TASK TO CARRY OUT: All lines from the line containing "Give me a plain-text" up to and including the last line of the listing below should be echoed exactly; no other lines belong in the response.

SUPPLIED ENTRIES:
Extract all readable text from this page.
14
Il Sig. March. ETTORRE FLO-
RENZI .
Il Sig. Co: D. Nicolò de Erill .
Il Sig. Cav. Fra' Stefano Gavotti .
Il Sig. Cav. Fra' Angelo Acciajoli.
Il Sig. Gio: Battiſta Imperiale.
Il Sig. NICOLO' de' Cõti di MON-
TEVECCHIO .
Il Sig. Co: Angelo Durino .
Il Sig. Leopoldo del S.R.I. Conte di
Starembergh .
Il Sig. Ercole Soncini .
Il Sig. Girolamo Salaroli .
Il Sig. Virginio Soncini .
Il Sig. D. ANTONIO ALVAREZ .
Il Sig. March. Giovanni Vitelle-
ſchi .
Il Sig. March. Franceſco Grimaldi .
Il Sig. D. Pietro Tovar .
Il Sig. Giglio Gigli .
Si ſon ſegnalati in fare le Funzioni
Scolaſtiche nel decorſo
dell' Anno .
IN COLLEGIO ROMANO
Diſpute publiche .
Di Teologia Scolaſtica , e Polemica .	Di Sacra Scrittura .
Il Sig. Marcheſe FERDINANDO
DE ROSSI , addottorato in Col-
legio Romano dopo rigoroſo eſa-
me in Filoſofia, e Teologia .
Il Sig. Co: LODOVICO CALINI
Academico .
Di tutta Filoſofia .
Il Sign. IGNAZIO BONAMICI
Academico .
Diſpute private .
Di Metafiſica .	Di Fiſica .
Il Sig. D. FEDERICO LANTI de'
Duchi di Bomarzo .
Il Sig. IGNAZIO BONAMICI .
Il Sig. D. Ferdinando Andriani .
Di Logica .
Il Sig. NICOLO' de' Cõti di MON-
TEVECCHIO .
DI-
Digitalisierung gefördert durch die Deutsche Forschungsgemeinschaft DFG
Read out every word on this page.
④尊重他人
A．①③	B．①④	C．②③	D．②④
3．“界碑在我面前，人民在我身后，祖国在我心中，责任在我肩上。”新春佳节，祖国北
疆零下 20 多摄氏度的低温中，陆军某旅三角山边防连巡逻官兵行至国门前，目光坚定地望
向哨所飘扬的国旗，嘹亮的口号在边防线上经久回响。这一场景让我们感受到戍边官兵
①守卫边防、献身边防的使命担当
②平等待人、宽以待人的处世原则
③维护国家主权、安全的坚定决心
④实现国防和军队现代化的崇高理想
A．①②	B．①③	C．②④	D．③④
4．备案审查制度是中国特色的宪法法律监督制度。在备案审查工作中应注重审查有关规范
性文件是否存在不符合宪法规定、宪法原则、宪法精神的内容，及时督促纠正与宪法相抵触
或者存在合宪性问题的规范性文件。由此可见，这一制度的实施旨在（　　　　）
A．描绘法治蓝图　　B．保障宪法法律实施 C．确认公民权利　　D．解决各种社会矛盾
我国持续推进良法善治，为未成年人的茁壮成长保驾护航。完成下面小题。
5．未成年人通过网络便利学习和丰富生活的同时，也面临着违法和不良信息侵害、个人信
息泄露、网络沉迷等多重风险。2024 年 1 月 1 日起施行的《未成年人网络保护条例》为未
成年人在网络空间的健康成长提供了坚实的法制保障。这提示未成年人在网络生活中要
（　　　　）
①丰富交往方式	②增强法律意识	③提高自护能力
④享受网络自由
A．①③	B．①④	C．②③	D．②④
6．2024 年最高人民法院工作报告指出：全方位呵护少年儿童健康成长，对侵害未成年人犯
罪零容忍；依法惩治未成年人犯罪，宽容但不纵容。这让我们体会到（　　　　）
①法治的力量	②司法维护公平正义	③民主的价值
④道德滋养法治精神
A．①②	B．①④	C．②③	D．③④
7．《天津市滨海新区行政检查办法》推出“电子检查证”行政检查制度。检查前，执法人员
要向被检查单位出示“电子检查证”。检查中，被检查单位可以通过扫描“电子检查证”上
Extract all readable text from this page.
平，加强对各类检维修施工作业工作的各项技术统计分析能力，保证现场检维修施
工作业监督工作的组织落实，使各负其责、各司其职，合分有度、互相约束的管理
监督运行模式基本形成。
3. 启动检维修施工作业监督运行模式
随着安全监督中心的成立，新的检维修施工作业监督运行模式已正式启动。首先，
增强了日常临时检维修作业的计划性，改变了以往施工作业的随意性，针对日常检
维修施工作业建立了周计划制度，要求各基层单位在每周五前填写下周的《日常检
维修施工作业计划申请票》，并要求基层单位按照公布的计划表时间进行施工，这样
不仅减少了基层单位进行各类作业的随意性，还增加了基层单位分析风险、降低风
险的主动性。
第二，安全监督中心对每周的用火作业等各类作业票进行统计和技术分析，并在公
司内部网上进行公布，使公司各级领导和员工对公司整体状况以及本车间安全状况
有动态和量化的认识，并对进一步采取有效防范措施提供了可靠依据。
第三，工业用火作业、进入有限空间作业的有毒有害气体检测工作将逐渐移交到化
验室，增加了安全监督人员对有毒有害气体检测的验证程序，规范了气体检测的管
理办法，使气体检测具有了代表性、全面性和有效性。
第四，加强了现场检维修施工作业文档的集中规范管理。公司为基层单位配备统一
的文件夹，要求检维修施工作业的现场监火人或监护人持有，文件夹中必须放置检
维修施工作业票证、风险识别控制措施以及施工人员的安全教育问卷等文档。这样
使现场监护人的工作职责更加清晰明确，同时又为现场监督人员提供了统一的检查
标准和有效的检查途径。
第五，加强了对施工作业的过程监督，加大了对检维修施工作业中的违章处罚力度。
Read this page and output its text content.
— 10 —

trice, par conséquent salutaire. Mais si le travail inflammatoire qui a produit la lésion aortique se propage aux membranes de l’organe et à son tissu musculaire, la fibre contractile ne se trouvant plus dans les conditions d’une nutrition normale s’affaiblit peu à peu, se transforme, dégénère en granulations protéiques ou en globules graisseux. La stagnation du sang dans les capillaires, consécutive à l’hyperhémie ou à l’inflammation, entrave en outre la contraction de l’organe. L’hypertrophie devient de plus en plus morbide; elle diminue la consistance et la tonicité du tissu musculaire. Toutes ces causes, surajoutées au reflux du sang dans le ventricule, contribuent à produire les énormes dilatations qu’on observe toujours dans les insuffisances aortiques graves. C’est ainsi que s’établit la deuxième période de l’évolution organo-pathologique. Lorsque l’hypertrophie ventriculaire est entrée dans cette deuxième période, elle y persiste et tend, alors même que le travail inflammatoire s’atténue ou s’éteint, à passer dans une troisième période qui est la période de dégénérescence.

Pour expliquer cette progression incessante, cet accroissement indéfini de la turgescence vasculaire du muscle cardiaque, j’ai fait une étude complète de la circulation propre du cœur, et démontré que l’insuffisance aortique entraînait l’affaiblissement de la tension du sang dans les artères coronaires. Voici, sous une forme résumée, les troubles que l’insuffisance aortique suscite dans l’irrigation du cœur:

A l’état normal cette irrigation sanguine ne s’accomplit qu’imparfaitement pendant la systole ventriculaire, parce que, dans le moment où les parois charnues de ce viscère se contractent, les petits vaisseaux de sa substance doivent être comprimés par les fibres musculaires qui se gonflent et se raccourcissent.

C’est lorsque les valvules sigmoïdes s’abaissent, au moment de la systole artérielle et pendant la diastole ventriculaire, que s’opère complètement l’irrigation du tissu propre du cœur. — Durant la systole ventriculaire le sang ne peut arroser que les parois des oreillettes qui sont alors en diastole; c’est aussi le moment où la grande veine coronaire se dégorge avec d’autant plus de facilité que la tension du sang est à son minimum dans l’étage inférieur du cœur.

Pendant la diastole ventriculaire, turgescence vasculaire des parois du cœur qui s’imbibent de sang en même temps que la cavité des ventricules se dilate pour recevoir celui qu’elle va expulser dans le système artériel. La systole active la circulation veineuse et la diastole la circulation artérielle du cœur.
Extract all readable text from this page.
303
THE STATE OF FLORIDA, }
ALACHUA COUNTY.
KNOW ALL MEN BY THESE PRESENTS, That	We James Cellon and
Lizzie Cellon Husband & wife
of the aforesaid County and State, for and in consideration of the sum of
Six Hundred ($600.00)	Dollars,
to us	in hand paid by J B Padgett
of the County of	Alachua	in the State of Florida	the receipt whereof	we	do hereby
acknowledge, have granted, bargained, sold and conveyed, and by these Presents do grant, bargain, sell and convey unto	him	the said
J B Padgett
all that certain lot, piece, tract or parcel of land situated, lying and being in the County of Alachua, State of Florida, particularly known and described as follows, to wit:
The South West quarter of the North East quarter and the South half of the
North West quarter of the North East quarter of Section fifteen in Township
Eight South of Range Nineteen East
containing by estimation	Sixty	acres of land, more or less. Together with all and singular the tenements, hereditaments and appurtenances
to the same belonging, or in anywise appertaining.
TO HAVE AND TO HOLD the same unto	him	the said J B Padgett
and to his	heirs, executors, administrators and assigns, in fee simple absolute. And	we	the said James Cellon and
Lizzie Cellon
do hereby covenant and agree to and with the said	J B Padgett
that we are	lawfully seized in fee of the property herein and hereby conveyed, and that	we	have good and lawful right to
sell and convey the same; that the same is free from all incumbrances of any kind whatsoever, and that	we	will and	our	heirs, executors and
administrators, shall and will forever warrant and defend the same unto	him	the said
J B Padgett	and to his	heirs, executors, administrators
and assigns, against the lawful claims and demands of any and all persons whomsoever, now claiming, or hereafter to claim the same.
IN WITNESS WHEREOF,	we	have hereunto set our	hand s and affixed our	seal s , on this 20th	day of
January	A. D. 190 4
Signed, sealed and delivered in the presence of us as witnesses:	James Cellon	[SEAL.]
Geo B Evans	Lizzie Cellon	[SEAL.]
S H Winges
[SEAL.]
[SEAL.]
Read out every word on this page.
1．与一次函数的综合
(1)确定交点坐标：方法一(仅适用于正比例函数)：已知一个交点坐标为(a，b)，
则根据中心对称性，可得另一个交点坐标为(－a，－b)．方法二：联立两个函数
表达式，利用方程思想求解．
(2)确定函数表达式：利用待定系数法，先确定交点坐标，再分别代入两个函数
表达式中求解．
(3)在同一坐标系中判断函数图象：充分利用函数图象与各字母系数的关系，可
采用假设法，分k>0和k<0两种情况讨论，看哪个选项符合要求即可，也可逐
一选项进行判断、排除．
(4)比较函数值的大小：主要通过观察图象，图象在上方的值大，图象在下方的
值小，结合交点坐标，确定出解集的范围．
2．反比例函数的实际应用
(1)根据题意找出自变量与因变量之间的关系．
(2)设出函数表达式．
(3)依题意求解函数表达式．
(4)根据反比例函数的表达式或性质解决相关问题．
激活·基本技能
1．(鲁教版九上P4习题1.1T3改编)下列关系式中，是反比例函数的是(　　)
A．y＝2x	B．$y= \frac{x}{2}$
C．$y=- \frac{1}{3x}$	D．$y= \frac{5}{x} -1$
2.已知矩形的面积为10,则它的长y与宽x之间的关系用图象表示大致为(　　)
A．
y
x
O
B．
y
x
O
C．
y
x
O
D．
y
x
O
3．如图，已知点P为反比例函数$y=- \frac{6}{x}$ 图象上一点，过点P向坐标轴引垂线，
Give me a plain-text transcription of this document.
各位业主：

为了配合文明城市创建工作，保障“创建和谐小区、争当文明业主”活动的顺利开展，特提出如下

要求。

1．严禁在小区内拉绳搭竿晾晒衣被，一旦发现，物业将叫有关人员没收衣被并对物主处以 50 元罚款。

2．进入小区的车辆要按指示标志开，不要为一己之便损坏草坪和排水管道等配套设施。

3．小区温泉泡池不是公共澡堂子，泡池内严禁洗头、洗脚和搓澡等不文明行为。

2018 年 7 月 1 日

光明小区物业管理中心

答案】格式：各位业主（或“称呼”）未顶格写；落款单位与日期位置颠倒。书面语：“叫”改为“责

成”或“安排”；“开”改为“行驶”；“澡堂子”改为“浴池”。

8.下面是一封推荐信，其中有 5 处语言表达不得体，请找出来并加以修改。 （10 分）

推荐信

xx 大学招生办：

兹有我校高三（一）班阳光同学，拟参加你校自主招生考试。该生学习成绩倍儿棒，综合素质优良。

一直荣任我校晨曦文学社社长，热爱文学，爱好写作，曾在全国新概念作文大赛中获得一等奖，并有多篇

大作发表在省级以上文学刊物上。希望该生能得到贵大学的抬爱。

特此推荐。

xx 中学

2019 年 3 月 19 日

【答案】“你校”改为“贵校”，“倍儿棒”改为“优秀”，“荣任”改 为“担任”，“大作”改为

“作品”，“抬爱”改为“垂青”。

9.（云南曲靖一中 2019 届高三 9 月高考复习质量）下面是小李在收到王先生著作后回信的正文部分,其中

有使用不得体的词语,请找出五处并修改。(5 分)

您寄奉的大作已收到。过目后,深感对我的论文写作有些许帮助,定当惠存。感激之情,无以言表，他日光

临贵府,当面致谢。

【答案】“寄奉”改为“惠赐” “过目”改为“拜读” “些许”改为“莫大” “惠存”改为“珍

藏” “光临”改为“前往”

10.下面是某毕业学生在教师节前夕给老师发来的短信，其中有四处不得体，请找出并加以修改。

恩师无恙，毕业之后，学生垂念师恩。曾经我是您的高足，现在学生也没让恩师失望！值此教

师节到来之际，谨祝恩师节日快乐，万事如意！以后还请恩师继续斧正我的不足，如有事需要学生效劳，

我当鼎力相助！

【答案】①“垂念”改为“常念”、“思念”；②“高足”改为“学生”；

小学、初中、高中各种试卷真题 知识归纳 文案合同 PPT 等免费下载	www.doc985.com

FINAL RESULT:
Give me a plain-text transcription of this document.
各位业主：

为了配合文明城市创建工作，保障“创建和谐小区、争当文明业主”活动的顺利开展，特提出如下

要求。

1．严禁在小区内拉绳搭竿晾晒衣被，一旦发现，物业将叫有关人员没收衣被并对物主处以 50 元罚款。

2．进入小区的车辆要按指示标志开，不要为一己之便损坏草坪和排水管道等配套设施。

3．小区温泉泡池不是公共澡堂子，泡池内严禁洗头、洗脚和搓澡等不文明行为。

2018 年 7 月 1 日

光明小区物业管理中心

答案】格式：各位业主（或“称呼”）未顶格写；落款单位与日期位置颠倒。书面语：“叫”改为“责

成”或“安排”；“开”改为“行驶”；“澡堂子”改为“浴池”。

8.下面是一封推荐信，其中有 5 处语言表达不得体，请找出来并加以修改。 （10 分）

推荐信

xx 大学招生办：

兹有我校高三（一）班阳光同学，拟参加你校自主招生考试。该生学习成绩倍儿棒，综合素质优良。

一直荣任我校晨曦文学社社长，热爱文学，爱好写作，曾在全国新概念作文大赛中获得一等奖，并有多篇

大作发表在省级以上文学刊物上。希望该生能得到贵大学的抬爱。

特此推荐。

xx 中学

2019 年 3 月 19 日

【答案】“你校”改为“贵校”，“倍儿棒”改为“优秀”，“荣任”改 为“担任”，“大作”改为

“作品”，“抬爱”改为“垂青”。

9.（云南曲靖一中 2019 届高三 9 月高考复习质量）下面是小李在收到王先生著作后回信的正文部分,其中

有使用不得体的词语,请找出五处并修改。(5 分)

您寄奉的大作已收到。过目后,深感对我的论文写作有些许帮助,定当惠存。感激之情,无以言表，他日光

临贵府,当面致谢。

【答案】“寄奉”改为“惠赐” “过目”改为“拜读” “些许”改为“莫大” “惠存”改为“珍

藏” “光临”改为“前往”

10.下面是某毕业学生在教师节前夕给老师发来的短信，其中有四处不得体，请找出并加以修改。

恩师无恙，毕业之后，学生垂念师恩。曾经我是您的高足，现在学生也没让恩师失望！值此教

师节到来之际，谨祝恩师节日快乐，万事如意！以后还请恩师继续斧正我的不足，如有事需要学生效劳，

我当鼎力相助！

【答案】①“垂念”改为“常念”、“思念”；②“高足”改为“学生”；

小学、初中、高中各种试卷真题 知识归纳 文案合同 PPT 等免费下载	www.doc985.com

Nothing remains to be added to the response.